Written instruction: Repeat the material below word for word and leave out all pictures.

■ ■ ■ ■ ■

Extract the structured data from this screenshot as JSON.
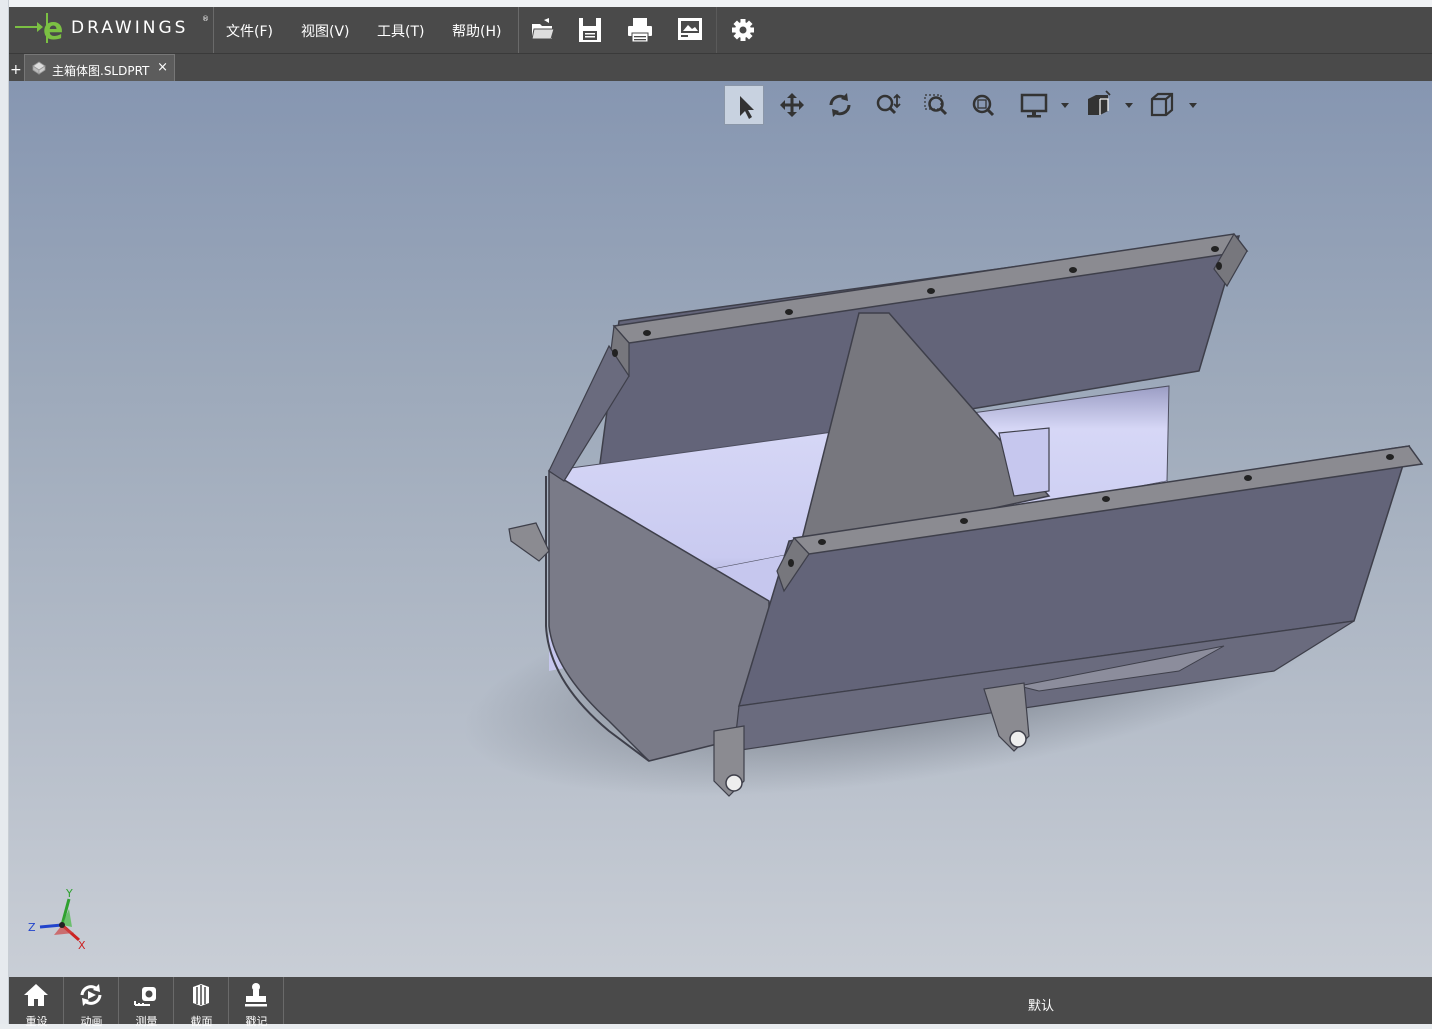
{
  "app": {
    "logo_letter": "e",
    "logo_text": "DRAWINGS",
    "logo_mark": "®"
  },
  "menu": {
    "items": [
      {
        "label": "文件(F)"
      },
      {
        "label": "视图(V)"
      },
      {
        "label": "工具(T)"
      },
      {
        "label": "帮助(H)"
      }
    ]
  },
  "toolbar": {
    "buttons": [
      {
        "icon": "open-folder-icon"
      },
      {
        "icon": "save-icon"
      },
      {
        "icon": "print-icon"
      },
      {
        "icon": "markup-icon"
      },
      {
        "icon": "gear-icon"
      }
    ]
  },
  "tabs": {
    "new_tab": "+",
    "items": [
      {
        "label": "主箱体图.SLDPRT",
        "close": "×",
        "icon": "part-file-icon"
      }
    ]
  },
  "view_toolbar": {
    "buttons": [
      {
        "icon": "select-arrow-icon",
        "active": true
      },
      {
        "icon": "pan-icon"
      },
      {
        "icon": "rotate-icon"
      },
      {
        "icon": "zoom-icon"
      },
      {
        "icon": "zoom-to-area-icon"
      },
      {
        "icon": "zoom-to-fit-icon"
      },
      {
        "icon": "display-style-icon"
      },
      {
        "icon": "view-orientation-icon"
      },
      {
        "icon": "standard-view-icon"
      }
    ]
  },
  "triad": {
    "x": "X",
    "y": "Y",
    "z": "Z"
  },
  "bottom_bar": {
    "buttons": [
      {
        "label": "重设",
        "icon": "home-icon"
      },
      {
        "label": "动画",
        "icon": "animate-icon"
      },
      {
        "label": "测量",
        "icon": "measure-icon"
      },
      {
        "label": "截面",
        "icon": "section-icon"
      },
      {
        "label": "戳记",
        "icon": "stamp-icon"
      }
    ],
    "configuration": "默认"
  },
  "colors": {
    "chrome": "#4a4a4a",
    "brand_green": "#7bc043",
    "viewport_top": "#8696b1",
    "viewport_bottom": "#c9ced6"
  }
}
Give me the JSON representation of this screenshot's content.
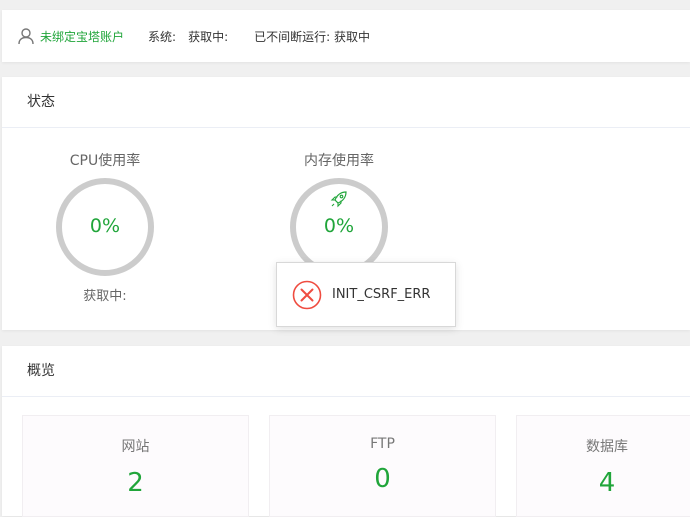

■ ■ ■ ■ ■

Answer to the exercise:
Extract the structured data from this screenshot as JSON.
{
  "app": {
    "logo_letter": "e",
    "logo_text": "DRAWINGS",
    "logo_mark": "®"
  },
  "menu": {
    "items": [
      {
        "label": "文件(F)"
      },
      {
        "label": "视图(V)"
      },
      {
        "label": "工具(T)"
      },
      {
        "label": "帮助(H)"
      }
    ]
  },
  "toolbar": {
    "buttons": [
      {
        "icon": "open-folder-icon"
      },
      {
        "icon": "save-icon"
      },
      {
        "icon": "print-icon"
      },
      {
        "icon": "markup-icon"
      },
      {
        "icon": "gear-icon"
      }
    ]
  },
  "tabs": {
    "new_tab": "+",
    "items": [
      {
        "label": "主箱体图.SLDPRT",
        "close": "×",
        "icon": "part-file-icon"
      }
    ]
  },
  "view_toolbar": {
    "buttons": [
      {
        "icon": "select-arrow-icon",
        "active": true
      },
      {
        "icon": "pan-icon"
      },
      {
        "icon": "rotate-icon"
      },
      {
        "icon": "zoom-icon"
      },
      {
        "icon": "zoom-to-area-icon"
      },
      {
        "icon": "zoom-to-fit-icon"
      },
      {
        "icon": "display-style-icon"
      },
      {
        "icon": "view-orientation-icon"
      },
      {
        "icon": "standard-view-icon"
      }
    ]
  },
  "triad": {
    "x": "X",
    "y": "Y",
    "z": "Z"
  },
  "bottom_bar": {
    "buttons": [
      {
        "label": "重设",
        "icon": "home-icon"
      },
      {
        "label": "动画",
        "icon": "animate-icon"
      },
      {
        "label": "测量",
        "icon": "measure-icon"
      },
      {
        "label": "截面",
        "icon": "section-icon"
      },
      {
        "label": "戳记",
        "icon": "stamp-icon"
      }
    ],
    "configuration": "默认"
  },
  "colors": {
    "chrome": "#4a4a4a",
    "brand_green": "#7bc043",
    "viewport_top": "#8696b1",
    "viewport_bottom": "#c9ced6"
  }
}
Give me the JSON representation of this screenshot's content.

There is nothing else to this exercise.